> [GIVEN PROBLEM]: Repeat the data word for word. Do not include the pictures.

> [RECORD SET]:

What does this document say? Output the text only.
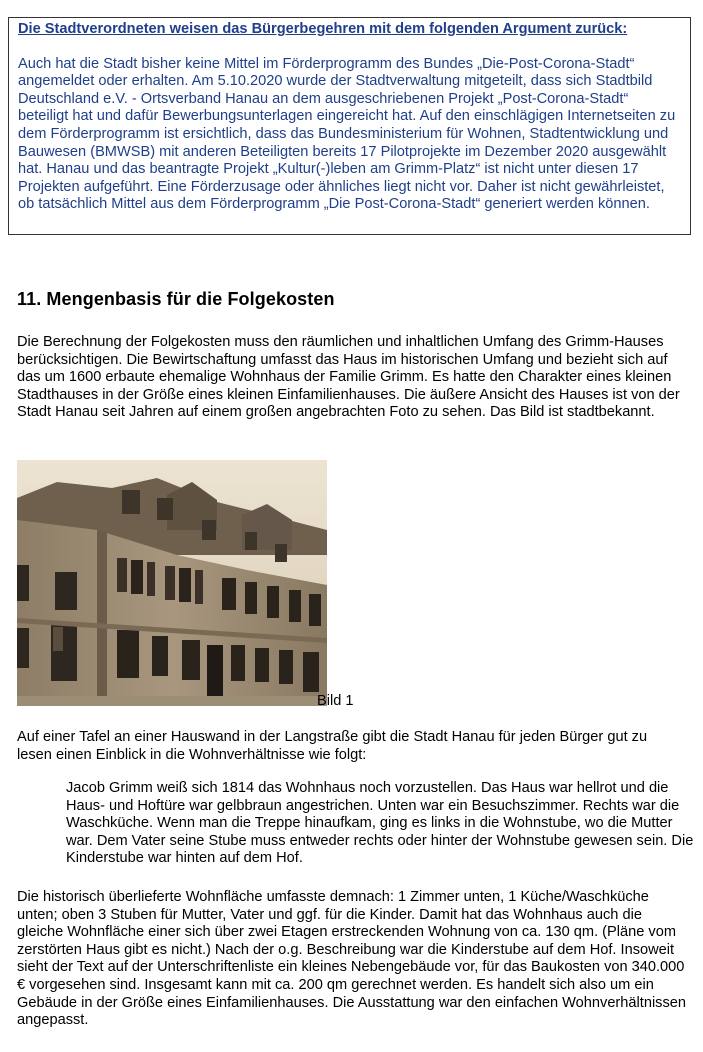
Die Stadtverordneten weisen das Bürgerbegehren mit dem folgenden Argument zurück:

Auch hat die Stadt bisher keine Mittel im Förderprogramm des Bundes „Die-Post-Corona-Stadt“ angemeldet oder erhalten. Am 5.10.2020 wurde der Stadtverwaltung mitgeteilt, dass sich Stadtbild Deutschland e.V. - Ortsverband Hanau an dem ausgeschriebenen Projekt „Post-Corona-Stadt“ beteiligt hat und dafür Bewerbungsunterlagen eingereicht hat. Auf den einschlägigen Internetseiten zu dem Förderprogramm ist ersichtlich, dass das Bundesministerium für Wohnen, Stadtentwicklung und Bauwesen (BMWSB) mit anderen Beteiligten bereits 17 Pilotprojekte im Dezember 2020 ausgewählt hat. Hanau und das beantragte Projekt „Kultur(-)leben am Grimm-Platz“ ist nicht unter diesen 17 Projekten aufgeführt. Eine Förderzusage oder ähnliches liegt nicht vor. Daher ist nicht gewährleistet, ob tatsächlich Mittel aus dem Förderprogramm „Die Post-Corona-Stadt“ generiert werden können.

11. Mengenbasis für die Folgekosten

Die Berechnung der Folgekosten muss den räumlichen und inhaltlichen Umfang des Grimm-Hauses berücksichtigen. Die Bewirtschaftung umfasst das Haus im historischen Umfang und bezieht sich auf das um 1600 erbaute ehemalige Wohnhaus der Familie Grimm. Es hatte den Charakter eines kleinen Stadthauses in der Größe eines kleinen Einfamilienhauses. Die äußere Ansicht des Hauses ist von der Stadt Hanau seit Jahren auf einem großen angebrachten Foto zu sehen. Das Bild ist stadtbekannt.

Bild 1

Auf einer Tafel an einer Hauswand in der Langstraße gibt die Stadt Hanau für jeden Bürger gut zu lesen einen Einblick in die Wohnverhältnisse wie folgt:

Jacob Grimm weiß sich 1814 das Wohnhaus noch vorzustellen. Das Haus war hellrot und die Haus- und Hoftüre war gelbbraun angestrichen. Unten war ein Besuchszimmer. Rechts war die Waschküche. Wenn man die Treppe hinaufkam, ging es links in die Wohnstube, wo die Mutter war. Dem Vater seine Stube muss entweder rechts oder hinter der Wohnstube gewesen sein. Die Kinderstube war hinten auf dem Hof.

Die historisch überlieferte Wohnfläche umfasste demnach: 1 Zimmer unten, 1 Küche/Waschküche unten; oben 3 Stuben für Mutter, Vater und ggf. für die Kinder. Damit hat das Wohnhaus auch die gleiche Wohnfläche einer sich über zwei Etagen erstreckenden Wohnung von ca. 130 qm. (Pläne vom zerstörten Haus gibt es nicht.) Nach der o.g. Beschreibung war die Kinderstube auf dem Hof. Insoweit sieht der Text auf der Unterschriftenliste ein kleines Nebengebäude vor, für das Baukosten von 340.000 € vorgesehen sind. Insgesamt kann mit ca. 200 qm gerechnet werden. Es handelt sich also um ein Gebäude in der Größe eines Einfamilienhauses. Die Ausstattung war den einfachen Wohnverhältnissen angepasst.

> [EXERCISE RESULT]:
What does this document say? Output the text only.
Die Stadtverordneten weisen das Bürgerbegehren mit dem folgenden Argument zurück:

Auch hat die Stadt bisher keine Mittel im Förderprogramm des Bundes „Die-Post-Corona-Stadt“ angemeldet oder erhalten. Am 5.10.2020 wurde der Stadtverwaltung mitgeteilt, dass sich Stadtbild Deutschland e.V. - Ortsverband Hanau an dem ausgeschriebenen Projekt „Post-Corona-Stadt“ beteiligt hat und dafür Bewerbungsunterlagen eingereicht hat. Auf den einschlägigen Internetseiten zu dem Förderprogramm ist ersichtlich, dass das Bundesministerium für Wohnen, Stadtentwicklung und Bauwesen (BMWSB) mit anderen Beteiligten bereits 17 Pilotprojekte im Dezember 2020 ausgewählt hat. Hanau und das beantragte Projekt „Kultur(-)leben am Grimm-Platz“ ist nicht unter diesen 17 Projekten aufgeführt. Eine Förderzusage oder ähnliches liegt nicht vor. Daher ist nicht gewährleistet, ob tatsächlich Mittel aus dem Förderprogramm „Die Post-Corona-Stadt“ generiert werden können.

11. Mengenbasis für die Folgekosten

Die Berechnung der Folgekosten muss den räumlichen und inhaltlichen Umfang des Grimm-Hauses berücksichtigen. Die Bewirtschaftung umfasst das Haus im historischen Umfang und bezieht sich auf das um 1600 erbaute ehemalige Wohnhaus der Familie Grimm. Es hatte den Charakter eines kleinen Stadthauses in der Größe eines kleinen Einfamilienhauses. Die äußere Ansicht des Hauses ist von der Stadt Hanau seit Jahren auf einem großen angebrachten Foto zu sehen. Das Bild ist stadtbekannt.

Bild 1

Auf einer Tafel an einer Hauswand in der Langstraße gibt die Stadt Hanau für jeden Bürger gut zu lesen einen Einblick in die Wohnverhältnisse wie folgt:

Jacob Grimm weiß sich 1814 das Wohnhaus noch vorzustellen. Das Haus war hellrot und die Haus- und Hoftüre war gelbbraun angestrichen. Unten war ein Besuchszimmer. Rechts war die Waschküche. Wenn man die Treppe hinaufkam, ging es links in die Wohnstube, wo die Mutter war. Dem Vater seine Stube muss entweder rechts oder hinter der Wohnstube gewesen sein. Die Kinderstube war hinten auf dem Hof.

Die historisch überlieferte Wohnfläche umfasste demnach: 1 Zimmer unten, 1 Küche/Waschküche unten; oben 3 Stuben für Mutter, Vater und ggf. für die Kinder. Damit hat das Wohnhaus auch die gleiche Wohnfläche einer sich über zwei Etagen erstreckenden Wohnung von ca. 130 qm. (Pläne vom zerstörten Haus gibt es nicht.) Nach der o.g. Beschreibung war die Kinderstube auf dem Hof. Insoweit sieht der Text auf der Unterschriftenliste ein kleines Nebengebäude vor, für das Baukosten von 340.000 € vorgesehen sind. Insgesamt kann mit ca. 200 qm gerechnet werden. Es handelt sich also um ein Gebäude in der Größe eines Einfamilienhauses. Die Ausstattung war den einfachen Wohnverhältnissen angepasst.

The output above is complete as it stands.